- Records for this task -
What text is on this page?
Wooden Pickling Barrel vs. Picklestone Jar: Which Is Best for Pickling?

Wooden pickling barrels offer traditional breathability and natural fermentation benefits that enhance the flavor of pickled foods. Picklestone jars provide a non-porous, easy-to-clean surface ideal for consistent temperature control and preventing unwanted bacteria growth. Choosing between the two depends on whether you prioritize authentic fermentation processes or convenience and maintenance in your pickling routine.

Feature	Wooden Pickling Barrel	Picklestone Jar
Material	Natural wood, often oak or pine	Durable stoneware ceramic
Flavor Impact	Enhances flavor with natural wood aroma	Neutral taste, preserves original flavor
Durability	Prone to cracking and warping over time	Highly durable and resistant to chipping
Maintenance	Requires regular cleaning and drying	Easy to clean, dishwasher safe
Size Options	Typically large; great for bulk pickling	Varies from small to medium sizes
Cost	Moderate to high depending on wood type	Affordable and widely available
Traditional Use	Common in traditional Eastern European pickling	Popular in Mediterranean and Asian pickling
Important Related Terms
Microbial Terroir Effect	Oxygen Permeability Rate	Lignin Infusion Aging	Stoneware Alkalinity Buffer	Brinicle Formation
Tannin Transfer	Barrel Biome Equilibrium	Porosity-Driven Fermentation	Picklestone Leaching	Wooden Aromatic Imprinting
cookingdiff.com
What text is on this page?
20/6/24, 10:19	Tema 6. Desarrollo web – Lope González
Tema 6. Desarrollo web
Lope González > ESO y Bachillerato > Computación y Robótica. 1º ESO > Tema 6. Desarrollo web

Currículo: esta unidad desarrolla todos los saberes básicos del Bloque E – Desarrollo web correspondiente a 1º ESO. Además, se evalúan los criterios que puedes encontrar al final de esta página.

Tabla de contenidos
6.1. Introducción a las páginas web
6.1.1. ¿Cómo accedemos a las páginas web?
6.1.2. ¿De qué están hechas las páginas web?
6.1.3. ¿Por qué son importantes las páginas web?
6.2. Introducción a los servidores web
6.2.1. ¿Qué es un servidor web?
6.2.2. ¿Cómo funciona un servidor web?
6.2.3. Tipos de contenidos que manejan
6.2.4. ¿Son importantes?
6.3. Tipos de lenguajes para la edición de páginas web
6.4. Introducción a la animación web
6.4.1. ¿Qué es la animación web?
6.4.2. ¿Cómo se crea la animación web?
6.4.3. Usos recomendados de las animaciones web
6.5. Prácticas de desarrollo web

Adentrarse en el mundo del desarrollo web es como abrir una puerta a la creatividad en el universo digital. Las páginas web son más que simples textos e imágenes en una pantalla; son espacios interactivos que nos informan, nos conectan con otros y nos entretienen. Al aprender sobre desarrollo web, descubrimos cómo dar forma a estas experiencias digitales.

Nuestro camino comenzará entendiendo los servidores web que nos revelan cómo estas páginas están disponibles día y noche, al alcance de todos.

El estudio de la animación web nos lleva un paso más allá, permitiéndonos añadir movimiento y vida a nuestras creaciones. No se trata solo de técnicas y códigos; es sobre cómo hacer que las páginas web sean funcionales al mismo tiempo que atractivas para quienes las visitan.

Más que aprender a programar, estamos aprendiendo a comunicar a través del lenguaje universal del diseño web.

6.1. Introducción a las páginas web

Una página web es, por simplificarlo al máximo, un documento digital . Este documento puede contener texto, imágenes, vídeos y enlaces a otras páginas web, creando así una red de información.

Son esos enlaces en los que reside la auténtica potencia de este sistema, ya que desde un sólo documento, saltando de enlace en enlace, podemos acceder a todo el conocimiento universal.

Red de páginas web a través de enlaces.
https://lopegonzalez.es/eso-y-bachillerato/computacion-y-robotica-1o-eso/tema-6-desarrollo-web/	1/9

- What the task requires -
The response should consist of all the entries, reproduced word for word.

- Expected output -
What text is on this page?
Wooden Pickling Barrel vs. Picklestone Jar: Which Is Best for Pickling?

Wooden pickling barrels offer traditional breathability and natural fermentation benefits that enhance the flavor of pickled foods. Picklestone jars provide a non-porous, easy-to-clean surface ideal for consistent temperature control and preventing unwanted bacteria growth. Choosing between the two depends on whether you prioritize authentic fermentation processes or convenience and maintenance in your pickling routine.

Feature	Wooden Pickling Barrel	Picklestone Jar
Material	Natural wood, often oak or pine	Durable stoneware ceramic
Flavor Impact	Enhances flavor with natural wood aroma	Neutral taste, preserves original flavor
Durability	Prone to cracking and warping over time	Highly durable and resistant to chipping
Maintenance	Requires regular cleaning and drying	Easy to clean, dishwasher safe
Size Options	Typically large; great for bulk pickling	Varies from small to medium sizes
Cost	Moderate to high depending on wood type	Affordable and widely available
Traditional Use	Common in traditional Eastern European pickling	Popular in Mediterranean and Asian pickling
Important Related Terms
Microbial Terroir Effect	Oxygen Permeability Rate	Lignin Infusion Aging	Stoneware Alkalinity Buffer	Brinicle Formation
Tannin Transfer	Barrel Biome Equilibrium	Porosity-Driven Fermentation	Picklestone Leaching	Wooden Aromatic Imprinting
cookingdiff.com
What text is on this page?
20/6/24, 10:19	Tema 6. Desarrollo web – Lope González
Tema 6. Desarrollo web
Lope González > ESO y Bachillerato > Computación y Robótica. 1º ESO > Tema 6. Desarrollo web

Currículo: esta unidad desarrolla todos los saberes básicos del Bloque E – Desarrollo web correspondiente a 1º ESO. Además, se evalúan los criterios que puedes encontrar al final de esta página.

Tabla de contenidos
6.1. Introducción a las páginas web
6.1.1. ¿Cómo accedemos a las páginas web?
6.1.2. ¿De qué están hechas las páginas web?
6.1.3. ¿Por qué son importantes las páginas web?
6.2. Introducción a los servidores web
6.2.1. ¿Qué es un servidor web?
6.2.2. ¿Cómo funciona un servidor web?
6.2.3. Tipos de contenidos que manejan
6.2.4. ¿Son importantes?
6.3. Tipos de lenguajes para la edición de páginas web
6.4. Introducción a la animación web
6.4.1. ¿Qué es la animación web?
6.4.2. ¿Cómo se crea la animación web?
6.4.3. Usos recomendados de las animaciones web
6.5. Prácticas de desarrollo web

Adentrarse en el mundo del desarrollo web es como abrir una puerta a la creatividad en el universo digital. Las páginas web son más que simples textos e imágenes en una pantalla; son espacios interactivos que nos informan, nos conectan con otros y nos entretienen. Al aprender sobre desarrollo web, descubrimos cómo dar forma a estas experiencias digitales.

Nuestro camino comenzará entendiendo los servidores web que nos revelan cómo estas páginas están disponibles día y noche, al alcance de todos.

El estudio de la animación web nos lleva un paso más allá, permitiéndonos añadir movimiento y vida a nuestras creaciones. No se trata solo de técnicas y códigos; es sobre cómo hacer que las páginas web sean funcionales al mismo tiempo que atractivas para quienes las visitan.

Más que aprender a programar, estamos aprendiendo a comunicar a través del lenguaje universal del diseño web.

6.1. Introducción a las páginas web

Una página web es, por simplificarlo al máximo, un documento digital . Este documento puede contener texto, imágenes, vídeos y enlaces a otras páginas web, creando así una red de información.

Son esos enlaces en los que reside la auténtica potencia de este sistema, ya que desde un sólo documento, saltando de enlace en enlace, podemos acceder a todo el conocimiento universal.

Red de páginas web a través de enlaces.
https://lopegonzalez.es/eso-y-bachillerato/computacion-y-robotica-1o-eso/tema-6-desarrollo-web/	1/9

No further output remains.